_Work to do_. Identify every line in the records below that contains the word "围护结构采用地下连续墙", and copy each of those lines.
══ Excerpted records ══
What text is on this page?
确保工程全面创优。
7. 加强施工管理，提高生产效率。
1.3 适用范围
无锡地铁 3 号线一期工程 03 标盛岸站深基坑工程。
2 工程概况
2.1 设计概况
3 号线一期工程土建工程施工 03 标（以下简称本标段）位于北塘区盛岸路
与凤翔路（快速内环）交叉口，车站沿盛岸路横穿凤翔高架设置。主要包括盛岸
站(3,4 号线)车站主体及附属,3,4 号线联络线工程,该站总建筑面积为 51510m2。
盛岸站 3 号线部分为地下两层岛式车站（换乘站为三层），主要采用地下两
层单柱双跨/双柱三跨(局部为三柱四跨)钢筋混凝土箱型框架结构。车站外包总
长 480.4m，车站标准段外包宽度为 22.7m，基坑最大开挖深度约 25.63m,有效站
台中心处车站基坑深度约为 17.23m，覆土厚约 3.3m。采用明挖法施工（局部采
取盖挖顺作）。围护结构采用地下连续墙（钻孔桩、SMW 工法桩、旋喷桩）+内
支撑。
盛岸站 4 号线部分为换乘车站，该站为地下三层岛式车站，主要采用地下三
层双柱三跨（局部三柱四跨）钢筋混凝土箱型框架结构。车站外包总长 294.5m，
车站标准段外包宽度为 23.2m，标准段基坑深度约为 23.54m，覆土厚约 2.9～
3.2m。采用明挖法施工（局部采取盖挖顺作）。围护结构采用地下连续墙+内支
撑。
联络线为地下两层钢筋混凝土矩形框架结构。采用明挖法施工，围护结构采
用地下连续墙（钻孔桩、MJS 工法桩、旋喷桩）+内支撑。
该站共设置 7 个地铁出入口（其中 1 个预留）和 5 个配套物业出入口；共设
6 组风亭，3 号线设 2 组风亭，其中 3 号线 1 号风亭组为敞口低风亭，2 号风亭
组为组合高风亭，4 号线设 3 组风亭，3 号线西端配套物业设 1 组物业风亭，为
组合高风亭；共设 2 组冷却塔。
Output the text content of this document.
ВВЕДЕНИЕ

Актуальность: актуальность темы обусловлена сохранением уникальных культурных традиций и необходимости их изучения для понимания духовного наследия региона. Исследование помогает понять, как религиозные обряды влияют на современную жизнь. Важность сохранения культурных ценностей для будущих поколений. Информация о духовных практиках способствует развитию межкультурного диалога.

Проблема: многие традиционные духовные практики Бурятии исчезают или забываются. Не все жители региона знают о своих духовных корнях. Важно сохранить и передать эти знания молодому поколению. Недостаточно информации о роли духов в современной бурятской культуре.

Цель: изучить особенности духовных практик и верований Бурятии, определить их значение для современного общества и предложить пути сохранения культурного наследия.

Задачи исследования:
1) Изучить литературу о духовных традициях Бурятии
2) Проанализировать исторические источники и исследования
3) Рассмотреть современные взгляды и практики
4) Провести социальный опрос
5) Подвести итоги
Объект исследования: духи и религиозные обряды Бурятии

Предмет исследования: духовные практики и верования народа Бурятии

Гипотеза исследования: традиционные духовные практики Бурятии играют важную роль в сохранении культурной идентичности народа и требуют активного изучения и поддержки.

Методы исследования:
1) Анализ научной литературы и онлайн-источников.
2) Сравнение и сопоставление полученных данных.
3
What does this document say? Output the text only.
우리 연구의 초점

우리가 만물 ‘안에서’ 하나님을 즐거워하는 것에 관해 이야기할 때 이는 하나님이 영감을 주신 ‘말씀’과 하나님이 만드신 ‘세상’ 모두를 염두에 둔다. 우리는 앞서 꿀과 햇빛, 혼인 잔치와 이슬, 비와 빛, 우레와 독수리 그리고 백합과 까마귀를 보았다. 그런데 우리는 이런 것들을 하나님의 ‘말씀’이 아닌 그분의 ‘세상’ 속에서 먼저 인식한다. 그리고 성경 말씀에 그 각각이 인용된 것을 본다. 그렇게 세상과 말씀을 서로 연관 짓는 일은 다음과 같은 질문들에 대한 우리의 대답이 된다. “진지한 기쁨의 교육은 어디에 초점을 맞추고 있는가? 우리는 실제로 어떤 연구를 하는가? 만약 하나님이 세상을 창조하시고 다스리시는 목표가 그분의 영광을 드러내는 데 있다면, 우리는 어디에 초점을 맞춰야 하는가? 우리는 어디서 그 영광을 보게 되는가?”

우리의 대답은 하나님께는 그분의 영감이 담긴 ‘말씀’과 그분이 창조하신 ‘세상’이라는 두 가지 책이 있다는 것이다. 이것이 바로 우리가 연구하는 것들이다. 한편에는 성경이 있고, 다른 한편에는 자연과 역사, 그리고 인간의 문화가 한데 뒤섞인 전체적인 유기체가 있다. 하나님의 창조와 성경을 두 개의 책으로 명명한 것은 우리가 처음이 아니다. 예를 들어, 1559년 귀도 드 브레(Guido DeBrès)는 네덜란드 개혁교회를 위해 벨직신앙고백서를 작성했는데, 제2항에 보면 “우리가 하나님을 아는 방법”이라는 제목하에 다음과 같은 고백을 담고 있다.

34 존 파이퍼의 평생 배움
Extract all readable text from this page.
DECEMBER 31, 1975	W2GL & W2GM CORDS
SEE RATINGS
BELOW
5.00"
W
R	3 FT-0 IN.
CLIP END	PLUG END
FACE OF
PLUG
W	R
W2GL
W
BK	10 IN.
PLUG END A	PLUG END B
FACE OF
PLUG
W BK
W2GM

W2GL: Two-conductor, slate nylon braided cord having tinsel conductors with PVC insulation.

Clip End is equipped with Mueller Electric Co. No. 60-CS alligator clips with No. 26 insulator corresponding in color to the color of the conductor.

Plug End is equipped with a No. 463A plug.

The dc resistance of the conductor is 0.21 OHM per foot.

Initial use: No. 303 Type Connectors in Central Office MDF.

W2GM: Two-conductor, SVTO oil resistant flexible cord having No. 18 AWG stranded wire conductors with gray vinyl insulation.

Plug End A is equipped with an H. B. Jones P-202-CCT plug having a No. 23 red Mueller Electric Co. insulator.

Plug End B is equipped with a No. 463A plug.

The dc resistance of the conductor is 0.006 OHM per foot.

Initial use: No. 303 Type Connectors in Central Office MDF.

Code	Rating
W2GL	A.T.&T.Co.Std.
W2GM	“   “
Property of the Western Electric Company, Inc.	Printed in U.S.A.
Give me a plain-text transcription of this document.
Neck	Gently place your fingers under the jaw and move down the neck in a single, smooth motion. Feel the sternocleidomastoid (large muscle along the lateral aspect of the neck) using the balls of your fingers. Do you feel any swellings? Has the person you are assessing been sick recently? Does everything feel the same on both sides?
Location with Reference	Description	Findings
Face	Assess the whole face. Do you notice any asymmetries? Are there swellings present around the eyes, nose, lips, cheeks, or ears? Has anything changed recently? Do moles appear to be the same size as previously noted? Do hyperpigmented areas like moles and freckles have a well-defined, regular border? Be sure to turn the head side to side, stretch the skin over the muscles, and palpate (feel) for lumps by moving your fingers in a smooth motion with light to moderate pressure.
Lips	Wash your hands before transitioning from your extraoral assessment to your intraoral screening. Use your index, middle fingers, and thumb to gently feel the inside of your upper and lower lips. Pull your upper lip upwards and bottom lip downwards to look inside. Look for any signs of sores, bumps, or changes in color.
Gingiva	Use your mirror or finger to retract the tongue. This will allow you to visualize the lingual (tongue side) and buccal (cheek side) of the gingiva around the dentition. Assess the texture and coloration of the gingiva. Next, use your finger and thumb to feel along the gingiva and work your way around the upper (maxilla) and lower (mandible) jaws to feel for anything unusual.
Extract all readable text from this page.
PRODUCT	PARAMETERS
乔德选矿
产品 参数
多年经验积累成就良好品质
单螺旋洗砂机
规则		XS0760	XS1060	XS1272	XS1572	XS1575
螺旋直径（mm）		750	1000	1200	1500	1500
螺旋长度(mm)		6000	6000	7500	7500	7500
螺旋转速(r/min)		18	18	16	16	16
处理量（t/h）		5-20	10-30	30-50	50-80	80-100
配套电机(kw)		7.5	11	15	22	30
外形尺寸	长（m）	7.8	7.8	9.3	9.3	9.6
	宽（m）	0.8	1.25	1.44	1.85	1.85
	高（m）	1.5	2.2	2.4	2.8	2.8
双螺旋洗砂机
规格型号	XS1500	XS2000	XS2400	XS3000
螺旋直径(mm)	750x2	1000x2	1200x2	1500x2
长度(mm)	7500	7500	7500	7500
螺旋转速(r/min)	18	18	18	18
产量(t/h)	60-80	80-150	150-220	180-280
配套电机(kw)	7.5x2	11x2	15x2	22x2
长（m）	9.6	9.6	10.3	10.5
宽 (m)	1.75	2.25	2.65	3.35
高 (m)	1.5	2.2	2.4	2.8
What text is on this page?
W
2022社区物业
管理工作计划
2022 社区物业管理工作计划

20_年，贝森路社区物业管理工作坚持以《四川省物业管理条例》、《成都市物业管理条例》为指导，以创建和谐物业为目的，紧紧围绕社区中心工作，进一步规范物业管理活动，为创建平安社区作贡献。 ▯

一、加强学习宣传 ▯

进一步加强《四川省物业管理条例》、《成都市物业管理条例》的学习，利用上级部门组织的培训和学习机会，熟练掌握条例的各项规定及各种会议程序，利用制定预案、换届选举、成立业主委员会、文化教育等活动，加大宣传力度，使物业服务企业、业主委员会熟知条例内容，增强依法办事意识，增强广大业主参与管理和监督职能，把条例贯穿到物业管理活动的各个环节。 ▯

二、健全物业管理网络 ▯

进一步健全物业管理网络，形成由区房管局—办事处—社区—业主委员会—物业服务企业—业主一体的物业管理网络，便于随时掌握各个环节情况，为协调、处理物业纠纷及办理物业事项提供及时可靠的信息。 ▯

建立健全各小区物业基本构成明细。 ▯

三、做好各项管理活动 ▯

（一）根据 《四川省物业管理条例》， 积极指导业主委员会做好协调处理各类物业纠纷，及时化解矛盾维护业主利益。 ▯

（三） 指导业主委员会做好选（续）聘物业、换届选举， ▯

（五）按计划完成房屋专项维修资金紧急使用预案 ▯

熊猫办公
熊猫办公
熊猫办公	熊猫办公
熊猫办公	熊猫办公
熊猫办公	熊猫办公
═══
_Answer for this exercise_.
取盖挖顺作）。围护结构采用地下连续墙（钻孔桩、SMW 工法桩、旋喷桩）+内
3.2m。采用明挖法施工（局部采取盖挖顺作）。围护结构采用地下连续墙+内支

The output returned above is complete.